GIVEN RECORDS:
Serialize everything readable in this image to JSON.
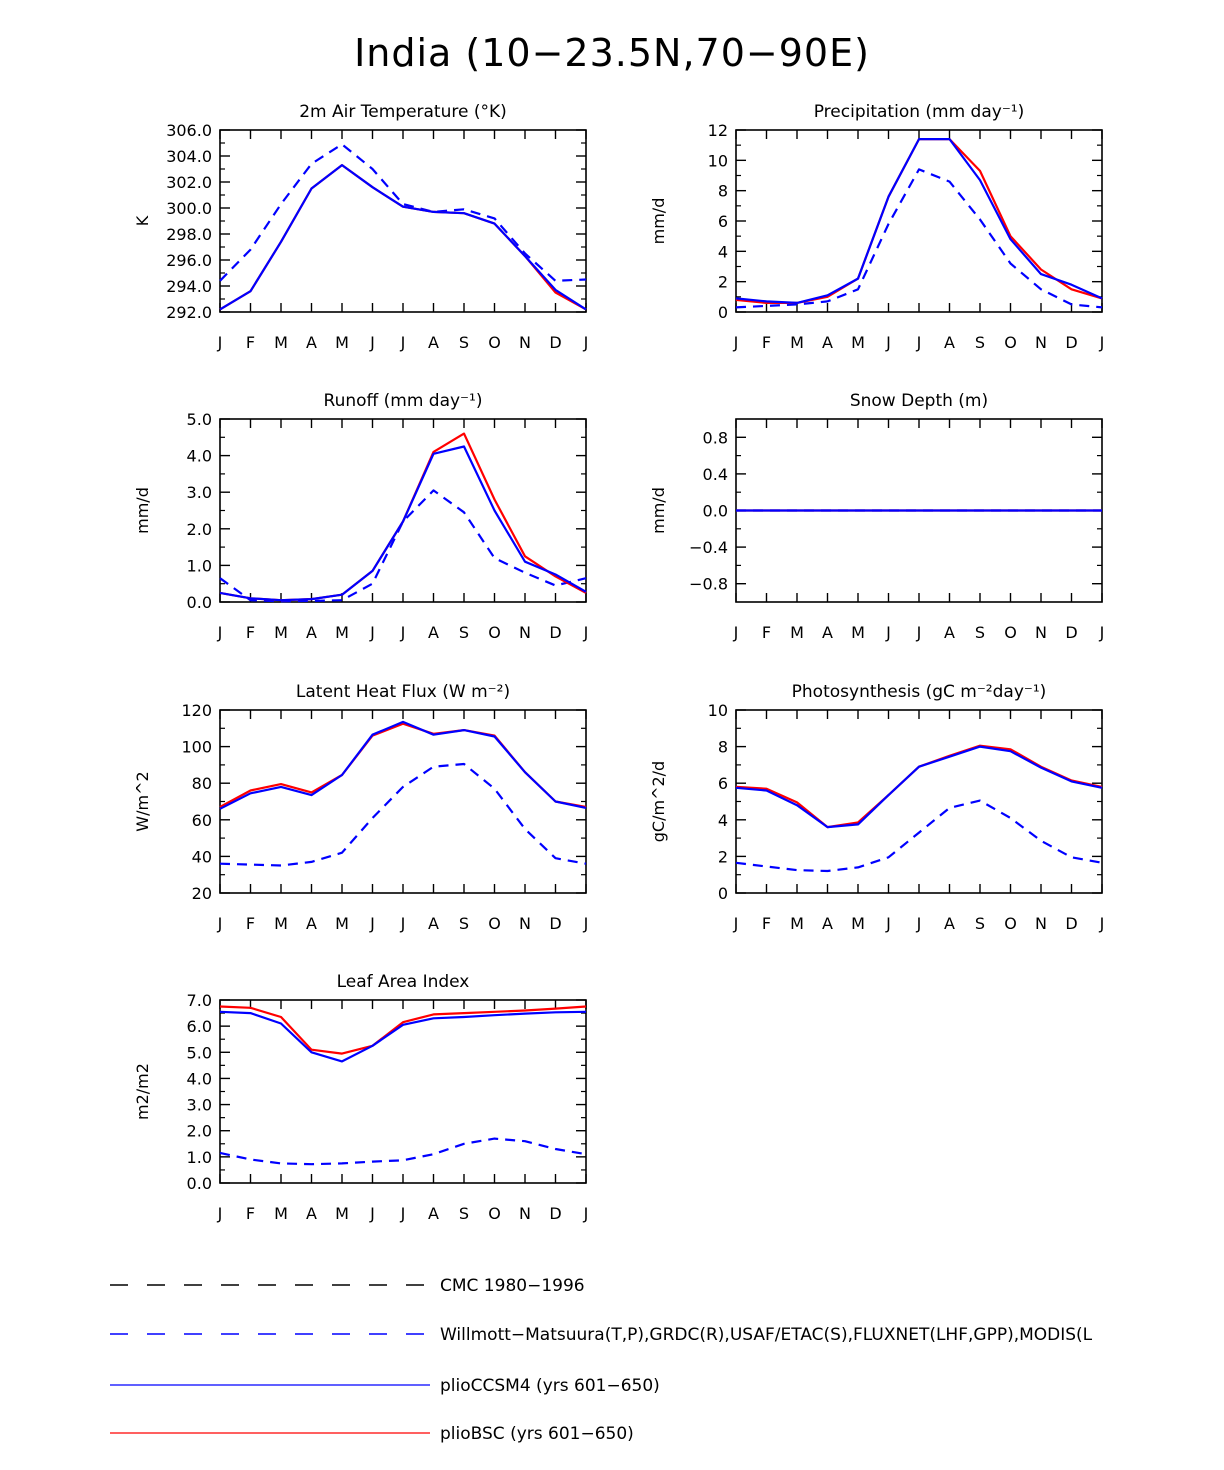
{
  "figure": {
    "title": "India (10−23.5N,70−90E)"
  },
  "colors": {
    "axis": "#000000",
    "cmc": "#000000",
    "obs": "#0000ff",
    "plioCCSM4": "#0000ff",
    "plioBSC": "#ff0000"
  },
  "chart_data": [
    {
      "type": "line",
      "title": "2m Air Temperature (°K)",
      "ylabel": "K",
      "xlabel": "",
      "categories": [
        "J",
        "F",
        "M",
        "A",
        "M",
        "J",
        "J",
        "A",
        "S",
        "O",
        "N",
        "D",
        "J"
      ],
      "ylim": [
        292.0,
        306.0
      ],
      "yticks": [
        "292.0",
        "294.0",
        "296.0",
        "298.0",
        "300.0",
        "302.0",
        "304.0",
        "306.0"
      ],
      "series": [
        {
          "name": "Willmott-Matsuura(T,P),GRDC(R),USAF/ETAC(S),FLUXNET(LHF,GPP),MODIS(L",
          "style": "dashed",
          "color": "#0000ff",
          "values": [
            294.4,
            296.8,
            300.3,
            303.4,
            304.9,
            303.0,
            300.3,
            299.7,
            299.9,
            299.2,
            296.5,
            294.4,
            294.5
          ]
        },
        {
          "name": "plioBSC (yrs 601−650)",
          "style": "solid",
          "color": "#ff0000",
          "values": [
            292.2,
            293.6,
            297.4,
            301.5,
            303.3,
            301.6,
            300.1,
            299.7,
            299.6,
            298.8,
            296.3,
            293.5,
            292.2
          ]
        },
        {
          "name": "plioCCSM4 (yrs 601−650)",
          "style": "solid",
          "color": "#0000ff",
          "values": [
            292.2,
            293.6,
            297.4,
            301.5,
            303.3,
            301.6,
            300.1,
            299.7,
            299.6,
            298.8,
            296.3,
            293.7,
            292.2
          ]
        }
      ]
    },
    {
      "type": "line",
      "title": "Precipitation (mm day⁻¹)",
      "ylabel": "mm/d",
      "xlabel": "",
      "categories": [
        "J",
        "F",
        "M",
        "A",
        "M",
        "J",
        "J",
        "A",
        "S",
        "O",
        "N",
        "D",
        "J"
      ],
      "ylim": [
        0,
        12
      ],
      "yticks": [
        "0",
        "2",
        "4",
        "6",
        "8",
        "10",
        "12"
      ],
      "series": [
        {
          "name": "Willmott-Matsuura(T,P),GRDC(R),USAF/ETAC(S),FLUXNET(LHF,GPP),MODIS(L",
          "style": "dashed",
          "color": "#0000ff",
          "values": [
            0.3,
            0.4,
            0.5,
            0.7,
            1.5,
            5.8,
            9.4,
            8.6,
            6.1,
            3.2,
            1.5,
            0.5,
            0.3
          ]
        },
        {
          "name": "plioBSC (yrs 601−650)",
          "style": "solid",
          "color": "#ff0000",
          "values": [
            0.8,
            0.6,
            0.6,
            1.0,
            2.2,
            7.6,
            11.4,
            11.4,
            9.3,
            5.0,
            2.8,
            1.5,
            0.9
          ]
        },
        {
          "name": "plioCCSM4 (yrs 601−650)",
          "style": "solid",
          "color": "#0000ff",
          "values": [
            0.9,
            0.7,
            0.6,
            1.1,
            2.2,
            7.6,
            11.4,
            11.4,
            8.7,
            4.8,
            2.5,
            1.8,
            0.9
          ]
        }
      ]
    },
    {
      "type": "line",
      "title": "Runoff (mm day⁻¹)",
      "ylabel": "mm/d",
      "xlabel": "",
      "categories": [
        "J",
        "F",
        "M",
        "A",
        "M",
        "J",
        "J",
        "A",
        "S",
        "O",
        "N",
        "D",
        "J"
      ],
      "ylim": [
        0.0,
        5.0
      ],
      "yticks": [
        "0.0",
        "1.0",
        "2.0",
        "3.0",
        "4.0",
        "5.0"
      ],
      "series": [
        {
          "name": "Willmott-Matsuura(T,P),GRDC(R),USAF/ETAC(S),FLUXNET(LHF,GPP),MODIS(L",
          "style": "dashed",
          "color": "#0000ff",
          "values": [
            0.65,
            0.05,
            0.02,
            0.03,
            0.05,
            0.5,
            2.2,
            3.05,
            2.45,
            1.2,
            0.8,
            0.45,
            0.65
          ]
        },
        {
          "name": "plioBSC (yrs 601−650)",
          "style": "solid",
          "color": "#ff0000",
          "values": [
            0.25,
            0.1,
            0.05,
            0.08,
            0.2,
            0.85,
            2.2,
            4.1,
            4.6,
            2.8,
            1.25,
            0.7,
            0.25
          ]
        },
        {
          "name": "plioCCSM4 (yrs 601−650)",
          "style": "solid",
          "color": "#0000ff",
          "values": [
            0.25,
            0.1,
            0.05,
            0.08,
            0.2,
            0.85,
            2.2,
            4.05,
            4.25,
            2.5,
            1.1,
            0.75,
            0.28
          ]
        }
      ]
    },
    {
      "type": "line",
      "title": "Snow Depth (m)",
      "ylabel": "mm/d",
      "xlabel": "",
      "categories": [
        "J",
        "F",
        "M",
        "A",
        "M",
        "J",
        "J",
        "A",
        "S",
        "O",
        "N",
        "D",
        "J"
      ],
      "ylim": [
        -1.0,
        1.0
      ],
      "yticks": [
        "−0.8",
        "−0.4",
        "0.0",
        "0.4",
        "0.8"
      ],
      "ytick_values": [
        -0.8,
        -0.4,
        0.0,
        0.4,
        0.8
      ],
      "series": [
        {
          "name": "Willmott-Matsuura(T,P),GRDC(R),USAF/ETAC(S),FLUXNET(LHF,GPP),MODIS(L",
          "style": "dashed",
          "color": "#0000ff",
          "values": [
            0,
            0,
            0,
            0,
            0,
            0,
            0,
            0,
            0,
            0,
            0,
            0,
            0
          ]
        },
        {
          "name": "plioBSC (yrs 601−650)",
          "style": "solid",
          "color": "#ff0000",
          "values": [
            0,
            0,
            0,
            0,
            0,
            0,
            0,
            0,
            0,
            0,
            0,
            0,
            0
          ]
        },
        {
          "name": "plioCCSM4 (yrs 601−650)",
          "style": "solid",
          "color": "#0000ff",
          "values": [
            0,
            0,
            0,
            0,
            0,
            0,
            0,
            0,
            0,
            0,
            0,
            0,
            0
          ]
        }
      ]
    },
    {
      "type": "line",
      "title": "Latent Heat Flux (W m⁻²)",
      "ylabel": "W/m^2",
      "xlabel": "",
      "categories": [
        "J",
        "F",
        "M",
        "A",
        "M",
        "J",
        "J",
        "A",
        "S",
        "O",
        "N",
        "D",
        "J"
      ],
      "ylim": [
        20,
        120
      ],
      "yticks": [
        "20",
        "40",
        "60",
        "80",
        "100",
        "120"
      ],
      "series": [
        {
          "name": "Willmott-Matsuura(T,P),GRDC(R),USAF/ETAC(S),FLUXNET(LHF,GPP),MODIS(L",
          "style": "dashed",
          "color": "#0000ff",
          "values": [
            36,
            35.5,
            35,
            37,
            42,
            61,
            78,
            89,
            90.5,
            77,
            55,
            39,
            36
          ]
        },
        {
          "name": "plioBSC (yrs 601−650)",
          "style": "solid",
          "color": "#ff0000",
          "values": [
            67,
            76,
            79.5,
            75,
            84.5,
            106,
            112.5,
            107,
            109,
            106,
            86,
            70,
            67
          ]
        },
        {
          "name": "plioCCSM4 (yrs 601−650)",
          "style": "solid",
          "color": "#0000ff",
          "values": [
            66,
            74.5,
            78,
            73.5,
            84.5,
            106.5,
            113.5,
            106.5,
            109,
            105.5,
            86,
            70,
            66.5
          ]
        }
      ]
    },
    {
      "type": "line",
      "title": "Photosynthesis (gC m⁻²day⁻¹)",
      "ylabel": "gC/m^2/d",
      "xlabel": "",
      "categories": [
        "J",
        "F",
        "M",
        "A",
        "M",
        "J",
        "J",
        "A",
        "S",
        "O",
        "N",
        "D",
        "J"
      ],
      "ylim": [
        0,
        10
      ],
      "yticks": [
        "0",
        "2",
        "4",
        "6",
        "8",
        "10"
      ],
      "series": [
        {
          "name": "Willmott-Matsuura(T,P),GRDC(R),USAF/ETAC(S),FLUXNET(LHF,GPP),MODIS(L",
          "style": "dashed",
          "color": "#0000ff",
          "values": [
            1.65,
            1.45,
            1.25,
            1.2,
            1.4,
            1.95,
            3.3,
            4.65,
            5.05,
            4.1,
            2.85,
            1.95,
            1.65
          ]
        },
        {
          "name": "plioBSC (yrs 601−650)",
          "style": "solid",
          "color": "#ff0000",
          "values": [
            5.8,
            5.7,
            4.95,
            3.6,
            3.85,
            5.35,
            6.9,
            7.5,
            8.05,
            7.85,
            6.9,
            6.15,
            5.8
          ]
        },
        {
          "name": "plioCCSM4 (yrs 601−650)",
          "style": "solid",
          "color": "#0000ff",
          "values": [
            5.75,
            5.6,
            4.8,
            3.6,
            3.75,
            5.35,
            6.9,
            7.45,
            8.0,
            7.75,
            6.85,
            6.1,
            5.75
          ]
        }
      ]
    },
    {
      "type": "line",
      "title": "Leaf Area Index",
      "ylabel": "m2/m2",
      "xlabel": "",
      "categories": [
        "J",
        "F",
        "M",
        "A",
        "M",
        "J",
        "J",
        "A",
        "S",
        "O",
        "N",
        "D",
        "J"
      ],
      "ylim": [
        0.0,
        7.0
      ],
      "yticks": [
        "0.0",
        "1.0",
        "2.0",
        "3.0",
        "4.0",
        "5.0",
        "6.0",
        "7.0"
      ],
      "series": [
        {
          "name": "Willmott-Matsuura(T,P),GRDC(R),USAF/ETAC(S),FLUXNET(LHF,GPP),MODIS(L",
          "style": "dashed",
          "color": "#0000ff",
          "values": [
            1.15,
            0.9,
            0.75,
            0.72,
            0.75,
            0.82,
            0.87,
            1.1,
            1.5,
            1.7,
            1.6,
            1.3,
            1.1
          ]
        },
        {
          "name": "plioBSC (yrs 601−650)",
          "style": "solid",
          "color": "#ff0000",
          "values": [
            6.75,
            6.7,
            6.35,
            5.1,
            4.95,
            5.25,
            6.15,
            6.45,
            6.5,
            6.55,
            6.6,
            6.67,
            6.75
          ]
        },
        {
          "name": "plioCCSM4 (yrs 601−650)",
          "style": "solid",
          "color": "#0000ff",
          "values": [
            6.55,
            6.5,
            6.1,
            5.0,
            4.65,
            5.25,
            6.05,
            6.3,
            6.35,
            6.42,
            6.48,
            6.53,
            6.55
          ]
        }
      ]
    }
  ],
  "legend": {
    "placement": "bottom",
    "items": [
      {
        "label": "CMC 1980−1996",
        "style": "dashed",
        "color": "#000000"
      },
      {
        "label": "Willmott−Matsuura(T,P),GRDC(R),USAF/ETAC(S),FLUXNET(LHF,GPP),MODIS(L",
        "style": "dashed",
        "color": "#0000ff"
      },
      {
        "label": "plioCCSM4 (yrs 601−650)",
        "style": "solid",
        "color": "#0000ff"
      },
      {
        "label": "plioBSC (yrs 601−650)",
        "style": "solid",
        "color": "#ff0000"
      }
    ]
  }
}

TO DO:
Give every line of the material that includes the string "ylabel".

OUTPUT:
      "ylabel": "K",
      "ylabel": "mm/d",
      "ylabel": "mm/d",
      "ylabel": "mm/d",
      "ylabel": "W/m^2",
      "ylabel": "gC/m^2/d",
      "ylabel": "m2/m2",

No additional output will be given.